• **PROBLEM DETAILS**: Give the number of lines below that contain "symbol", with no other output.

• **DATA PROVIDED**:
— Begin —

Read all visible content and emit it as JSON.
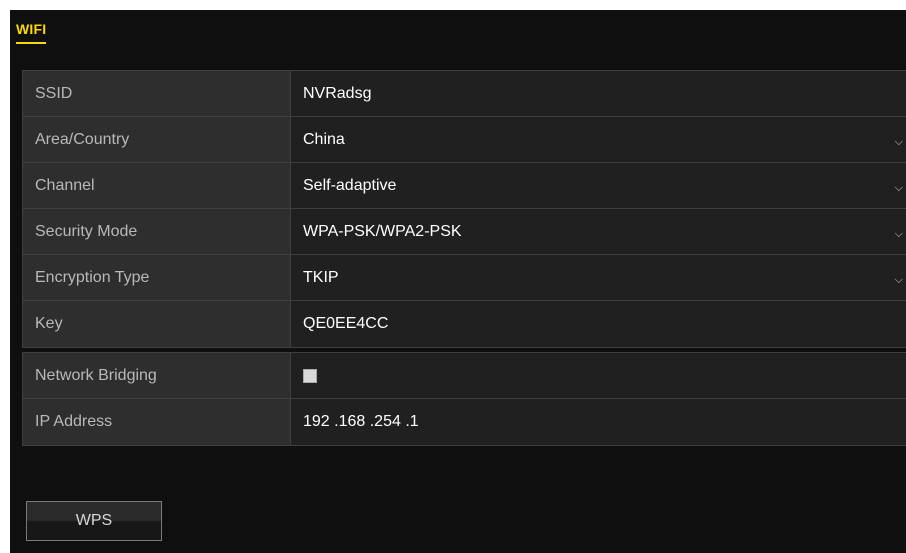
{
  "tab": {
    "label": "WIFI"
  },
  "fields": [
    {
      "label": "SSID",
      "value": "NVRadsg"
    },
    {
      "label": "Area/Country",
      "value": "China"
    },
    {
      "label": "Channel",
      "value": "Self-adaptive"
    },
    {
      "label": "Security Mode",
      "value": "WPA-PSK/WPA2-PSK"
    },
    {
      "label": "Encryption Type",
      "value": "TKIP"
    },
    {
      "label": "Key",
      "value": "QE0EE4CC"
    }
  ],
  "bridging": {
    "label": "Network Bridging",
    "checked": false
  },
  "ip": {
    "label": "IP Address",
    "value": "192 .168 .254 .1"
  },
  "buttons": {
    "wps": "WPS"
  },
  "colors": {
    "accent": "#ffd800",
    "panel_bg": "#0f0f0f",
    "label_bg": "#2e2e2e",
    "value_bg": "#202020"
  },
  "icons": {
    "dropdown": "chevron-down-icon",
    "checkbox": "checkbox-icon"
  }
}
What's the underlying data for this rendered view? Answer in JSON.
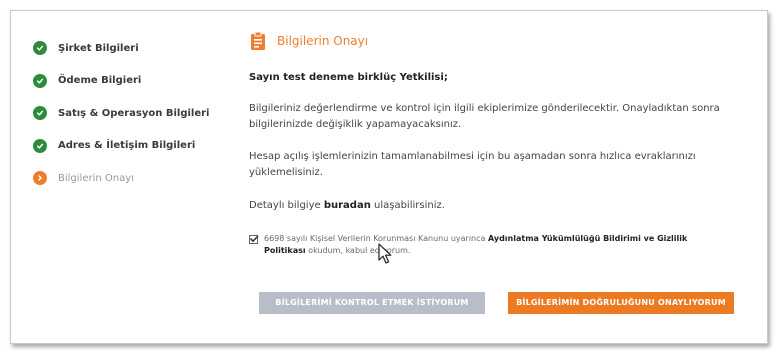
{
  "stepper": {
    "steps": [
      {
        "label": "Şirket Bilgileri",
        "status": "done"
      },
      {
        "label": "Ödeme Bilgieri",
        "status": "done"
      },
      {
        "label": "Satış & Operasyon Bilgileri",
        "status": "done"
      },
      {
        "label": "Adres & İletişim Bilgileri",
        "status": "done"
      },
      {
        "label": "Bilgilerin Onayı",
        "status": "active"
      }
    ]
  },
  "main": {
    "title": "Bilgilerin Onayı",
    "greeting": "Sayın test deneme birklüç Yetkilisi;",
    "paragraph1": "Bilgileriniz değerlendirme ve kontrol için ilgili ekiplerimize gönderilecektir. Onayladıktan sonra bilgilerinizde değişiklik yapamayacaksınız.",
    "paragraph2": "Hesap açılış işlemlerinizin tamamlanabilmesi için bu aşamadan sonra hızlıca evraklarınızı yüklemelisiniz.",
    "detail_prefix": "Detaylı bilgiye ",
    "detail_link": "buradan",
    "detail_suffix": " ulaşabilirsiniz.",
    "consent_prefix": "6698 sayılı Kişisel Verilerin Korunması Kanunu uyarınca ",
    "consent_bold": "Aydınlatma Yükümlülüğü Bildirimi ve Gizlilik Politikası",
    "consent_suffix": " okudum, kabul ediyorum.",
    "consent_checked": true
  },
  "buttons": {
    "check_label": "BİLGİLERİMİ KONTROL ETMEK İSTİYORUM",
    "confirm_label": "BİLGİLERİMİN DOĞRULUĞUNU ONAYLIYORUM"
  },
  "colors": {
    "accent": "#ef7e2c",
    "done": "#2e8b3c",
    "secondary_button": "#b7bec7",
    "primary_button": "#ec7a22"
  },
  "icons": {
    "done": "check-icon",
    "active": "chevron-right-icon",
    "title": "clipboard-icon"
  }
}
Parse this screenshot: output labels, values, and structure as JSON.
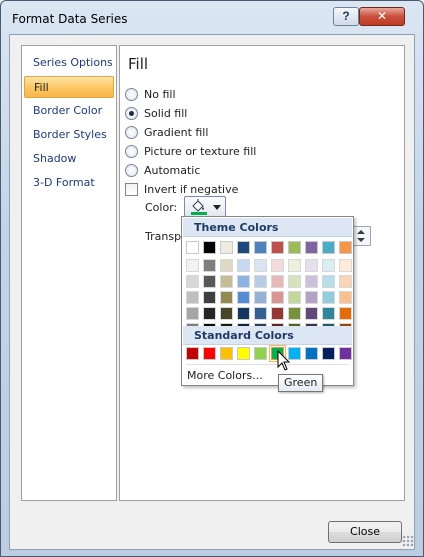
{
  "window": {
    "title": "Format Data Series",
    "help_label": "?",
    "close_label": "✕"
  },
  "nav": {
    "items": [
      {
        "label": "Series Options",
        "selected": false
      },
      {
        "label": "Fill",
        "selected": true
      },
      {
        "label": "Border Color",
        "selected": false
      },
      {
        "label": "Border Styles",
        "selected": false
      },
      {
        "label": "Shadow",
        "selected": false
      },
      {
        "label": "3-D Format",
        "selected": false
      }
    ]
  },
  "fill": {
    "title": "Fill",
    "options": [
      {
        "label": "No fill",
        "selected": false
      },
      {
        "label": "Solid fill",
        "selected": true
      },
      {
        "label": "Gradient fill",
        "selected": false
      },
      {
        "label": "Picture or texture fill",
        "selected": false
      },
      {
        "label": "Automatic",
        "selected": false
      }
    ],
    "invert_label": "Invert if negative",
    "invert_checked": false,
    "color_label": "Color:",
    "transparency_label": "Transpa",
    "current_color": "#00b050"
  },
  "palette": {
    "theme_header": "Theme Colors",
    "standard_header": "Standard Colors",
    "more_colors_label": "More Colors...",
    "theme_top": [
      "#ffffff",
      "#000000",
      "#eeece1",
      "#1f497d",
      "#4f81bd",
      "#c0504d",
      "#9bbb59",
      "#8064a2",
      "#4bacc6",
      "#f79646"
    ],
    "theme_tints": [
      [
        "#f2f2f2",
        "#7f7f7f",
        "#ddd9c3",
        "#c6d9f0",
        "#dbe5f1",
        "#f2dcdb",
        "#ebf1dd",
        "#e5e0ec",
        "#dbeef3",
        "#fdeada"
      ],
      [
        "#d8d8d8",
        "#595959",
        "#c4bd97",
        "#8db3e2",
        "#b8cce4",
        "#e5b9b7",
        "#d7e3bc",
        "#ccc1d9",
        "#b7dde8",
        "#fbd5b5"
      ],
      [
        "#bfbfbf",
        "#3f3f3f",
        "#938953",
        "#548dd4",
        "#95b3d7",
        "#d99694",
        "#c3d69b",
        "#b2a2c7",
        "#92cddc",
        "#fac08f"
      ],
      [
        "#a5a5a5",
        "#262626",
        "#494429",
        "#17365d",
        "#366092",
        "#953734",
        "#76923c",
        "#5f497a",
        "#31859b",
        "#e36c09"
      ],
      [
        "#7f7f7f",
        "#0c0c0c",
        "#1d1b10",
        "#0f243e",
        "#244061",
        "#632423",
        "#4f6128",
        "#3f3151",
        "#205867",
        "#974806"
      ]
    ],
    "standard": [
      "#c00000",
      "#ff0000",
      "#ffc000",
      "#ffff00",
      "#92d050",
      "#00b050",
      "#00b0f0",
      "#0070c0",
      "#002060",
      "#7030a0"
    ],
    "hover_index": 5,
    "tooltip": "Green"
  },
  "footer": {
    "close_label": "Close"
  }
}
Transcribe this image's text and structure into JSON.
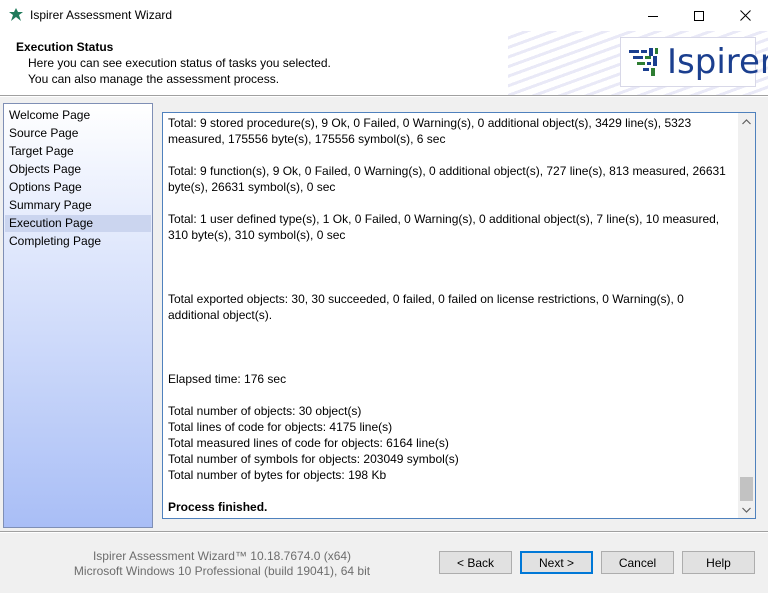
{
  "window": {
    "title": "Ispirer Assessment Wizard",
    "icon": "ispirer-leaf-icon"
  },
  "header": {
    "title": "Execution Status",
    "line1": "Here you can see execution status of tasks you selected.",
    "line2": "You can also manage the assessment process.",
    "logo_text": "Ispirer"
  },
  "nav": {
    "items": [
      {
        "label": "Welcome Page"
      },
      {
        "label": "Source Page"
      },
      {
        "label": "Target Page"
      },
      {
        "label": "Objects Page"
      },
      {
        "label": "Options Page"
      },
      {
        "label": "Summary Page"
      },
      {
        "label": "Execution Page",
        "active": true
      },
      {
        "label": "Completing Page"
      }
    ]
  },
  "log": {
    "procedures": "Total: 9 stored procedure(s), 9 Ok, 0 Failed, 0 Warning(s), 0 additional object(s), 3429 line(s), 5323 measured, 175556 byte(s), 175556 symbol(s), 6 sec",
    "functions": "Total: 9 function(s), 9 Ok, 0 Failed, 0 Warning(s), 0 additional object(s), 727 line(s), 813 measured, 26631 byte(s), 26631 symbol(s), 0 sec",
    "types": "Total: 1 user defined type(s), 1 Ok, 0 Failed, 0 Warning(s), 0 additional object(s), 7 line(s), 10 measured, 310 byte(s), 310 symbol(s), 0 sec",
    "exported": "Total exported objects: 30, 30 succeeded, 0 failed, 0 failed on license restrictions, 0 Warning(s), 0 additional object(s).",
    "elapsed": "Elapsed time: 176 sec",
    "total_objects": "Total number of objects: 30 object(s)",
    "total_lines": "Total lines of code for objects: 4175 line(s)",
    "total_measured": "Total measured lines of code for objects: 6164 line(s)",
    "total_symbols": "Total number of symbols for objects: 203049 symbol(s)",
    "total_bytes": "Total number of bytes for objects: 198 Kb",
    "finished": "Process finished."
  },
  "footer": {
    "version_line1": "Ispirer Assessment Wizard™ 10.18.7674.0 (x64)",
    "version_line2": "Microsoft Windows 10 Professional (build 19041), 64 bit",
    "back_label": "< Back",
    "next_label": "Next >",
    "cancel_label": "Cancel",
    "help_label": "Help"
  },
  "colors": {
    "accent_border": "#4f81bd",
    "logo_blue": "#1b3f8f",
    "logo_green": "#2e7d32",
    "default_button_border": "#0078d7"
  }
}
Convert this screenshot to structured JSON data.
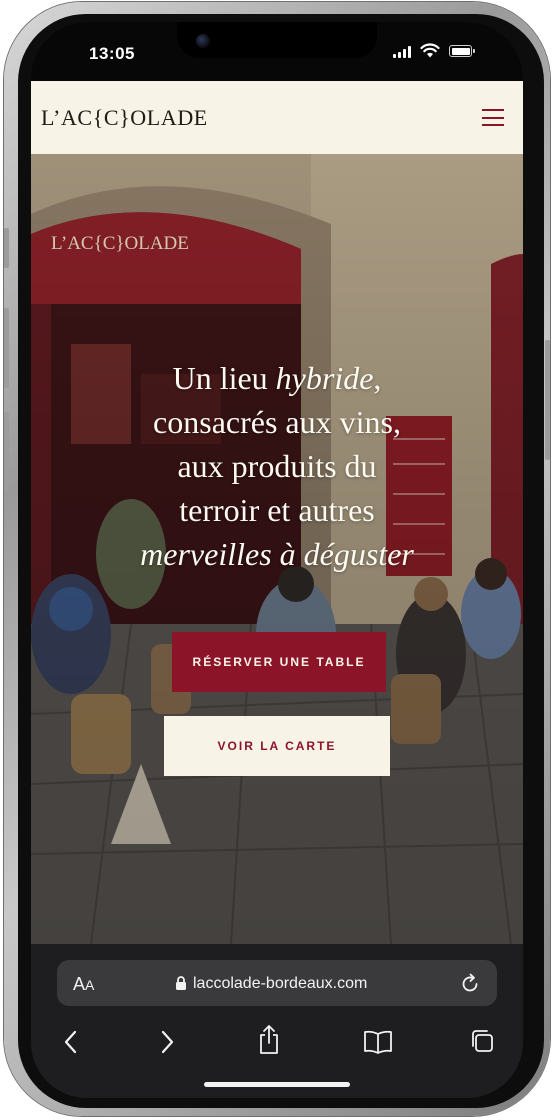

— End —

• **EXERCISE SOLUTION**: 4